§ Direction:
Render the records, from their first line up to and including the line with "bar-segment-4-category-3 xyxy=(219,17,241,36)", as a Markdown table with two columns, No. and Text, giving each line a row number and skipping blank lines.

§ Exercise data:
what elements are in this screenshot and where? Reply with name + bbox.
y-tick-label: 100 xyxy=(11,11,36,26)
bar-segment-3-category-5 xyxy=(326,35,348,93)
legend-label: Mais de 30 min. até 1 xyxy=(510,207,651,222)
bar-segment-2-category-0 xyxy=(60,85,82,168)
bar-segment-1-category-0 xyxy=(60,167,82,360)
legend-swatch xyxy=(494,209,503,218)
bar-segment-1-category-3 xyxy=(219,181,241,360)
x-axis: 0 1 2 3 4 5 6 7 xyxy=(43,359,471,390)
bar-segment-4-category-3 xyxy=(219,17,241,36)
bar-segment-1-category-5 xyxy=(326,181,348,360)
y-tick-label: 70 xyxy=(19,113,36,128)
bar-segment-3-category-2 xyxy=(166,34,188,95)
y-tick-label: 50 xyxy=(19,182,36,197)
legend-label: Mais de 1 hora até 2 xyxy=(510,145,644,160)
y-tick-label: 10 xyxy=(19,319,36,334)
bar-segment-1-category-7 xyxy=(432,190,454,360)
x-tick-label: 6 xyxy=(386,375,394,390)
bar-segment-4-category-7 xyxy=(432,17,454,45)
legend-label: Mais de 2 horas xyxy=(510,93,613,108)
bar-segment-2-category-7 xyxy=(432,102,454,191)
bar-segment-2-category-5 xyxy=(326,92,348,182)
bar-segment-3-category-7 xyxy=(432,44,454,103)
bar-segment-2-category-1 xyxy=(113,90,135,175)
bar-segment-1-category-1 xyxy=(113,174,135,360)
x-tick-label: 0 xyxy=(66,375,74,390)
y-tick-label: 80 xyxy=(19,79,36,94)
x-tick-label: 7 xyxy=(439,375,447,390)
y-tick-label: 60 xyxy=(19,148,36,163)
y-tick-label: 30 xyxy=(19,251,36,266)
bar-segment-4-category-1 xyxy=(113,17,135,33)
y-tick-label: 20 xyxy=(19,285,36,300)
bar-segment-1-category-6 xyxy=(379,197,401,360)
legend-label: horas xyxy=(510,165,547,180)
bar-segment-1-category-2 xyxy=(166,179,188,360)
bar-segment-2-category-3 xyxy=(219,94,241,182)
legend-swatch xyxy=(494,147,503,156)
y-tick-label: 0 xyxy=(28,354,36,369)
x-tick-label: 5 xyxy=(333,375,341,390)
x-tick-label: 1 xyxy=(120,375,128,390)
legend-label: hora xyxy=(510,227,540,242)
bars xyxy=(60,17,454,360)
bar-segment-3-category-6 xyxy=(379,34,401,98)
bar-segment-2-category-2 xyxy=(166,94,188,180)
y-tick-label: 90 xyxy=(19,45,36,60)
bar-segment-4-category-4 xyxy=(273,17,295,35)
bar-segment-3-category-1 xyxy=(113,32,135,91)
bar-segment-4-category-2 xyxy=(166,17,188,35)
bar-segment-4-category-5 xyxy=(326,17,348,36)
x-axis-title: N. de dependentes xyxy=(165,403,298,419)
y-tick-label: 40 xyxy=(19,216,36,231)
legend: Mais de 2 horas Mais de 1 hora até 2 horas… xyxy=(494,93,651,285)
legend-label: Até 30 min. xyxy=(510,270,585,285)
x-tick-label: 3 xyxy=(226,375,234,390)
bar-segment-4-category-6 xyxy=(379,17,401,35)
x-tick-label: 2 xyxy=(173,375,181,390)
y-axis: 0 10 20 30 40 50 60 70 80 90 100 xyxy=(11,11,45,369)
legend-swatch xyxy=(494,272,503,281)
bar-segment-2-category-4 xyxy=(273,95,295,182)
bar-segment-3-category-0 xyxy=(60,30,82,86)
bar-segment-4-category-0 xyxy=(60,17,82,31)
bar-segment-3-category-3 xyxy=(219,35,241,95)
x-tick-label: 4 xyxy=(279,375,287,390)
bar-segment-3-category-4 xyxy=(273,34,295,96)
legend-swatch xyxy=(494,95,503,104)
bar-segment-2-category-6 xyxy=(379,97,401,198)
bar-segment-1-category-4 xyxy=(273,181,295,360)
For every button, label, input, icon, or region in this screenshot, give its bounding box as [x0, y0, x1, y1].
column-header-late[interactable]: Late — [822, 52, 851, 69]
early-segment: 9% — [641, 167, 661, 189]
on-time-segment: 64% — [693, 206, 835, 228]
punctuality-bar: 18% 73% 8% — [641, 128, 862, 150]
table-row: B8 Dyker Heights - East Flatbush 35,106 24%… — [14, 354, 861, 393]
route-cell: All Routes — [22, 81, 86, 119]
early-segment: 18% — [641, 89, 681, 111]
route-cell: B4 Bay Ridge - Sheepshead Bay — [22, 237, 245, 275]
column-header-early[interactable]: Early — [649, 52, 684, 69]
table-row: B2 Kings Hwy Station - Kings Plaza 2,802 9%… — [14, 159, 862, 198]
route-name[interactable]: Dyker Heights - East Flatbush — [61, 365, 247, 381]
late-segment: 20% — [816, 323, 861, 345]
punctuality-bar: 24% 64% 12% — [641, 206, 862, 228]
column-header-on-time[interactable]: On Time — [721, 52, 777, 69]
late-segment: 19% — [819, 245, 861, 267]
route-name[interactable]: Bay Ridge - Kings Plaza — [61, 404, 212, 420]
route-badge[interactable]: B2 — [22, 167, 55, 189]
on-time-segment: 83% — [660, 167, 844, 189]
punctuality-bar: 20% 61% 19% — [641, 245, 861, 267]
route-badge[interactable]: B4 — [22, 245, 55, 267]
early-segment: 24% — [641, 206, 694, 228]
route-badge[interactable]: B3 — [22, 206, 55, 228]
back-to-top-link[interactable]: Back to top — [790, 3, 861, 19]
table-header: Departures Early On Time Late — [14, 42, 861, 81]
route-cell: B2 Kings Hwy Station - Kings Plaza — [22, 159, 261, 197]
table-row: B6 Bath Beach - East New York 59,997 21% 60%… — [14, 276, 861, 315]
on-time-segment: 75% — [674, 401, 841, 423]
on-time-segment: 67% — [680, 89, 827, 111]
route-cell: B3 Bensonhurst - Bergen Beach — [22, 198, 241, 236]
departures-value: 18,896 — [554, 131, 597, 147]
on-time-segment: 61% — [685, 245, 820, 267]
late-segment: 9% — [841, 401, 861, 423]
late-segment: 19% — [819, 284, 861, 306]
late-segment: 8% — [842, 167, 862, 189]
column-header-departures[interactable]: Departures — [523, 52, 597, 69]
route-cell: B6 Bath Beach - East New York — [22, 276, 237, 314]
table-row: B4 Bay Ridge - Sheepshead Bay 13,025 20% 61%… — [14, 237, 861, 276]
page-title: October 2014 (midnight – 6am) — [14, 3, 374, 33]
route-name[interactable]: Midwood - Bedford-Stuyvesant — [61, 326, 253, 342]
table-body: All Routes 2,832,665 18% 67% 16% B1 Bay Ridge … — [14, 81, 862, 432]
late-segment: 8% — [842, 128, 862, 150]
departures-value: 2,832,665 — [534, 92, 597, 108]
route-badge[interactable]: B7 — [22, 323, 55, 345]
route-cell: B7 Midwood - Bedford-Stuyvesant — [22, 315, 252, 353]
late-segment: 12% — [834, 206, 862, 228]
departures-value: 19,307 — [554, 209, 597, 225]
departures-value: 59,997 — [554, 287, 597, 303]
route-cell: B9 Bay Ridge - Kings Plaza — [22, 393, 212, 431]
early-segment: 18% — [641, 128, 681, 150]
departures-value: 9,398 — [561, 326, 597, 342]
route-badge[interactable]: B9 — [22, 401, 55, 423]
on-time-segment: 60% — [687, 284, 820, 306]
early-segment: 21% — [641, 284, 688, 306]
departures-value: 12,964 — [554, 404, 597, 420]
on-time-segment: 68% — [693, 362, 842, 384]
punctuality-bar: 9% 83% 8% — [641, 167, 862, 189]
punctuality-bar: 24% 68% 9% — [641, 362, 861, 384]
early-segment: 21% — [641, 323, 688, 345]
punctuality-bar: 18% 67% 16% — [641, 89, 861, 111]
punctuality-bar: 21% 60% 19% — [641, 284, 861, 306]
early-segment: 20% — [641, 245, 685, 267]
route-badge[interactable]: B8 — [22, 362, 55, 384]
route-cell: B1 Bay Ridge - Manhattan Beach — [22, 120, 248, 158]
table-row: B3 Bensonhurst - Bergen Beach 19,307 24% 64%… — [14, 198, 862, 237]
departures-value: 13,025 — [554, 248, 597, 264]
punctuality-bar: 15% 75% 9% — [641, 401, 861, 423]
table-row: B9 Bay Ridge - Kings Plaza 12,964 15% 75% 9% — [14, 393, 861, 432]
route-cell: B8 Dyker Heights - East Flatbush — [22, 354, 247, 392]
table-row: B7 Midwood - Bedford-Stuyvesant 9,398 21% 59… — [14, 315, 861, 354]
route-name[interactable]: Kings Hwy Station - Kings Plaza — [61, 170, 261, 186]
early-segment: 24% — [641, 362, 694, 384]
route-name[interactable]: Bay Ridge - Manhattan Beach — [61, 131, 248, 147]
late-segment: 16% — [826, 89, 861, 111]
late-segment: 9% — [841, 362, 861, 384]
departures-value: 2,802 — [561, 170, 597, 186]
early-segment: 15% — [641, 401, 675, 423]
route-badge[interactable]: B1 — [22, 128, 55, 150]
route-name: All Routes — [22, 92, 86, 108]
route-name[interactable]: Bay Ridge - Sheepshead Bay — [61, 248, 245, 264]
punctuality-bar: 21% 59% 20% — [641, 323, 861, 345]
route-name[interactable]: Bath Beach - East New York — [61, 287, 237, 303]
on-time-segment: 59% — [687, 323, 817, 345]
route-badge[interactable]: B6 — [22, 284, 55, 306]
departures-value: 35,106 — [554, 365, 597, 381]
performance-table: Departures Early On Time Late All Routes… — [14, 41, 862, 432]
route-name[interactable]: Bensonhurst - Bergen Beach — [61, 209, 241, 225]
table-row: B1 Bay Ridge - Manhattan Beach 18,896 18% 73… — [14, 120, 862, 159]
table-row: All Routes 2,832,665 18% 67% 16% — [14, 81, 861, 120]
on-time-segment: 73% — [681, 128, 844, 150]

§ Task answer:
| No. | Text |
|---|---|
| 1 | what elements are in this screenshot and where? Reply with name + bbox. |
| 2 | y-tick-label: 100 xyxy=(11,11,36,26) |
| 3 | bar-segment-3-category-5 xyxy=(326,35,348,93) |
| 4 | legend-label: Mais de 30 min. até 1 xyxy=(510,207,651,222) |
| 5 | bar-segment-2-category-0 xyxy=(60,85,82,168) |
| 6 | bar-segment-1-category-0 xyxy=(60,167,82,360) |
| 7 | legend-swatch xyxy=(494,209,503,218) |
| 8 | bar-segment-1-category-3 xyxy=(219,181,241,360) |
| 9 | x-axis: 0 1 2 3 4 5 6 7 xyxy=(43,359,471,390) |
| 10 | bar-segment-4-category-3 xyxy=(219,17,241,36) |